● **Figure contents as structured data**:
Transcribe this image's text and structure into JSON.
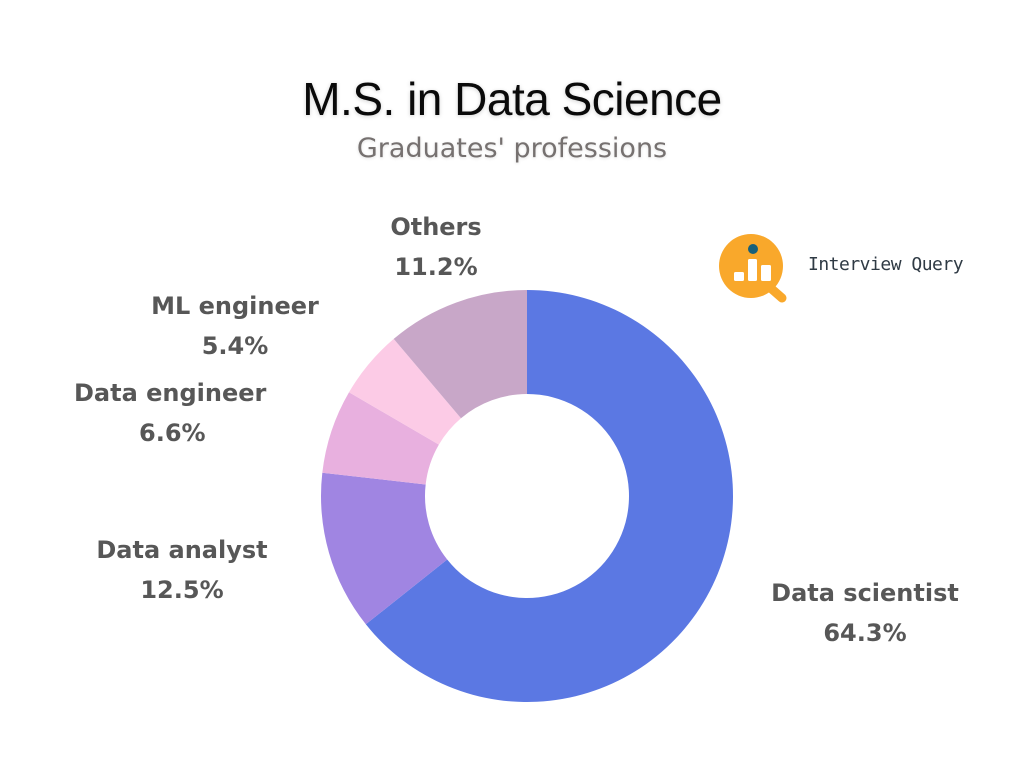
{
  "header": {
    "title": "M.S. in Data Science",
    "subtitle": "Graduates' professions"
  },
  "brand": {
    "name": "Interview Query",
    "logo_icon": "magnifier-chart-icon",
    "logo_color": "#f9a82b",
    "logo_dot_color": "#17607a"
  },
  "labels": [
    {
      "name": "Data scientist",
      "value": "64.3%"
    },
    {
      "name": "Data analyst",
      "value": "12.5%"
    },
    {
      "name": "Data engineer",
      "value": "6.6%"
    },
    {
      "name": "ML engineer",
      "value": "5.4%"
    },
    {
      "name": "Others",
      "value": "11.2%"
    }
  ],
  "chart_data": {
    "type": "pie",
    "subtype": "donut",
    "title": "M.S. in Data Science",
    "subtitle": "Graduates' professions",
    "categories": [
      "Data scientist",
      "Data analyst",
      "Data engineer",
      "ML engineer",
      "Others"
    ],
    "values": [
      64.3,
      12.5,
      6.6,
      5.4,
      11.2
    ],
    "unit": "%",
    "colors": [
      "#5b78e3",
      "#a085e2",
      "#e8b0df",
      "#fccbe6",
      "#c8a7c8"
    ],
    "start_angle_deg": 0,
    "direction": "clockwise",
    "legend": "none (direct labels)",
    "center": [
      527,
      496
    ],
    "outer_radius": 206,
    "inner_radius": 102
  }
}
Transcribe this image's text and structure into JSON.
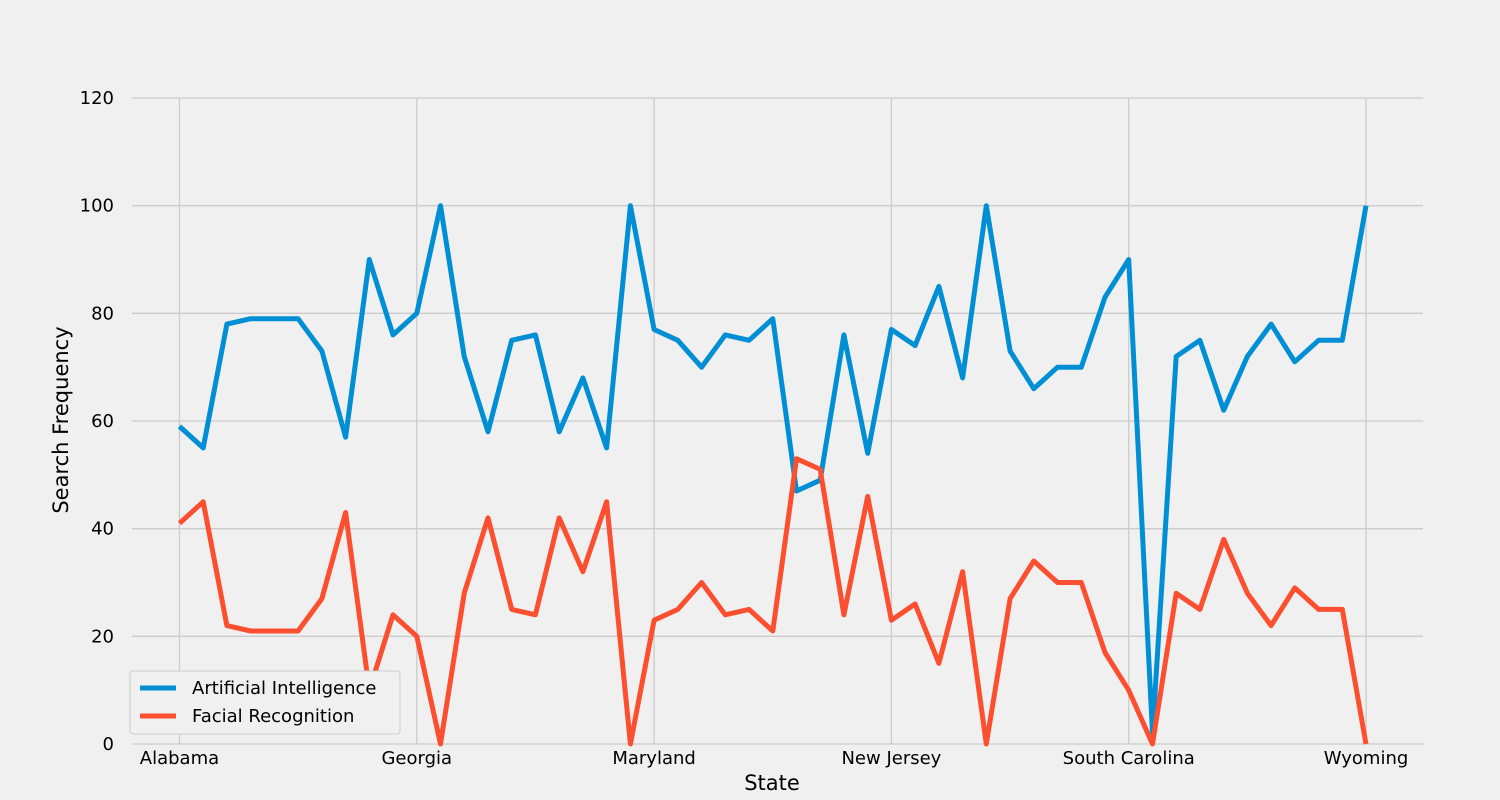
{
  "chart_data": {
    "type": "line",
    "xlabel": "State",
    "ylabel": "Search Frequency",
    "x_tick_labels": [
      "Alabama",
      "Georgia",
      "Maryland",
      "New Jersey",
      "South Carolina",
      "Wyoming"
    ],
    "x_tick_indices": [
      0,
      10,
      20,
      30,
      40,
      50
    ],
    "y_ticks": [
      0,
      20,
      40,
      60,
      80,
      100,
      120
    ],
    "ylim": [
      0,
      120
    ],
    "xlim": [
      -2,
      52.4
    ],
    "grid": true,
    "legend_position": "lower-left",
    "series": [
      {
        "name": "Artificial Intelligence",
        "color": "#008fd5",
        "values": [
          59,
          55,
          78,
          79,
          79,
          79,
          73,
          57,
          90,
          76,
          80,
          100,
          72,
          58,
          75,
          76,
          58,
          68,
          55,
          100,
          77,
          75,
          70,
          76,
          75,
          79,
          47,
          49,
          76,
          54,
          77,
          74,
          85,
          68,
          100,
          73,
          66,
          70,
          70,
          83,
          90,
          2,
          72,
          75,
          62,
          72,
          78,
          71,
          75,
          75,
          100
        ]
      },
      {
        "name": "Facial Recognition",
        "color": "#fc4f30",
        "values": [
          41,
          45,
          22,
          21,
          21,
          21,
          27,
          43,
          10,
          24,
          20,
          0,
          28,
          42,
          25,
          24,
          42,
          32,
          45,
          0,
          23,
          25,
          30,
          24,
          25,
          21,
          53,
          51,
          24,
          46,
          23,
          26,
          15,
          32,
          0,
          27,
          34,
          30,
          30,
          17,
          10,
          0,
          28,
          25,
          38,
          28,
          22,
          29,
          25,
          25,
          0
        ]
      }
    ]
  }
}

● **WHAT IS EXPECTED**: Retype all of the entries exactly as written, leaving out any images.

● **TASK ANSWER**:
Transcribe this image's text and structure into JSON.
{
  "header": {
    "title": "M.S. in Data Science",
    "subtitle": "Graduates' professions"
  },
  "brand": {
    "name": "Interview Query",
    "logo_icon": "magnifier-chart-icon",
    "logo_color": "#f9a82b",
    "logo_dot_color": "#17607a"
  },
  "labels": [
    {
      "name": "Data scientist",
      "value": "64.3%"
    },
    {
      "name": "Data analyst",
      "value": "12.5%"
    },
    {
      "name": "Data engineer",
      "value": "6.6%"
    },
    {
      "name": "ML engineer",
      "value": "5.4%"
    },
    {
      "name": "Others",
      "value": "11.2%"
    }
  ],
  "chart_data": {
    "type": "pie",
    "subtype": "donut",
    "title": "M.S. in Data Science",
    "subtitle": "Graduates' professions",
    "categories": [
      "Data scientist",
      "Data analyst",
      "Data engineer",
      "ML engineer",
      "Others"
    ],
    "values": [
      64.3,
      12.5,
      6.6,
      5.4,
      11.2
    ],
    "unit": "%",
    "colors": [
      "#5b78e3",
      "#a085e2",
      "#e8b0df",
      "#fccbe6",
      "#c8a7c8"
    ],
    "start_angle_deg": 0,
    "direction": "clockwise",
    "legend": "none (direct labels)",
    "center": [
      527,
      496
    ],
    "outer_radius": 206,
    "inner_radius": 102
  }
}
Transcribe this image's text and structure into JSON.
{
  "chart_data": {
    "type": "line",
    "xlabel": "State",
    "ylabel": "Search Frequency",
    "x_tick_labels": [
      "Alabama",
      "Georgia",
      "Maryland",
      "New Jersey",
      "South Carolina",
      "Wyoming"
    ],
    "x_tick_indices": [
      0,
      10,
      20,
      30,
      40,
      50
    ],
    "y_ticks": [
      0,
      20,
      40,
      60,
      80,
      100,
      120
    ],
    "ylim": [
      0,
      120
    ],
    "xlim": [
      -2,
      52.4
    ],
    "grid": true,
    "legend_position": "lower-left",
    "series": [
      {
        "name": "Artificial Intelligence",
        "color": "#008fd5",
        "values": [
          59,
          55,
          78,
          79,
          79,
          79,
          73,
          57,
          90,
          76,
          80,
          100,
          72,
          58,
          75,
          76,
          58,
          68,
          55,
          100,
          77,
          75,
          70,
          76,
          75,
          79,
          47,
          49,
          76,
          54,
          77,
          74,
          85,
          68,
          100,
          73,
          66,
          70,
          70,
          83,
          90,
          2,
          72,
          75,
          62,
          72,
          78,
          71,
          75,
          75,
          100
        ]
      },
      {
        "name": "Facial Recognition",
        "color": "#fc4f30",
        "values": [
          41,
          45,
          22,
          21,
          21,
          21,
          27,
          43,
          10,
          24,
          20,
          0,
          28,
          42,
          25,
          24,
          42,
          32,
          45,
          0,
          23,
          25,
          30,
          24,
          25,
          21,
          53,
          51,
          24,
          46,
          23,
          26,
          15,
          32,
          0,
          27,
          34,
          30,
          30,
          17,
          10,
          0,
          28,
          25,
          38,
          28,
          22,
          29,
          25,
          25,
          0
        ]
      }
    ]
  }
}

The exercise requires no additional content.